Dataset items:
- - - -
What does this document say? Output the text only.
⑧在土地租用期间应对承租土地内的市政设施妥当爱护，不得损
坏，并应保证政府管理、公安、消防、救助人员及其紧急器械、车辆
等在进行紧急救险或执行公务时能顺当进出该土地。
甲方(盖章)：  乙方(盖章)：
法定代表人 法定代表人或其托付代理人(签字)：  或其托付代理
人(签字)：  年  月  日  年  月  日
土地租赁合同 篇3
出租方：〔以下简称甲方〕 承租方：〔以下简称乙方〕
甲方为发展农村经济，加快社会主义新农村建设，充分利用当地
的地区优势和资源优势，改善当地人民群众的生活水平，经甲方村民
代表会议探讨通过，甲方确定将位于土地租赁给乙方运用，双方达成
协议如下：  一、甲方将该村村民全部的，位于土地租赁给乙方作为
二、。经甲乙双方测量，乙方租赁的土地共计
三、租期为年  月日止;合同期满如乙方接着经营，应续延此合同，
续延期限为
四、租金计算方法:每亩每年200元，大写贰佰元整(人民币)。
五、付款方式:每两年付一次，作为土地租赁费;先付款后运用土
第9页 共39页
- - - -
# [Instructions for the task]
Please set down each line of the records exactly as given.

# [Output below]
What does this document say? Output the text only.
⑧在土地租用期间应对承租土地内的市政设施妥当爱护，不得损
坏，并应保证政府管理、公安、消防、救助人员及其紧急器械、车辆
等在进行紧急救险或执行公务时能顺当进出该土地。
甲方(盖章)：  乙方(盖章)：
法定代表人 法定代表人或其托付代理人(签字)：  或其托付代理
人(签字)：  年  月  日  年  月  日
土地租赁合同 篇3
出租方：〔以下简称甲方〕 承租方：〔以下简称乙方〕
甲方为发展农村经济，加快社会主义新农村建设，充分利用当地
的地区优势和资源优势，改善当地人民群众的生活水平，经甲方村民
代表会议探讨通过，甲方确定将位于土地租赁给乙方运用，双方达成
协议如下：  一、甲方将该村村民全部的，位于土地租赁给乙方作为
二、。经甲乙双方测量，乙方租赁的土地共计
三、租期为年  月日止;合同期满如乙方接着经营，应续延此合同，
续延期限为
四、租金计算方法:每亩每年200元，大写贰佰元整(人民币)。
五、付款方式:每两年付一次，作为土地租赁费;先付款后运用土
第9页 共39页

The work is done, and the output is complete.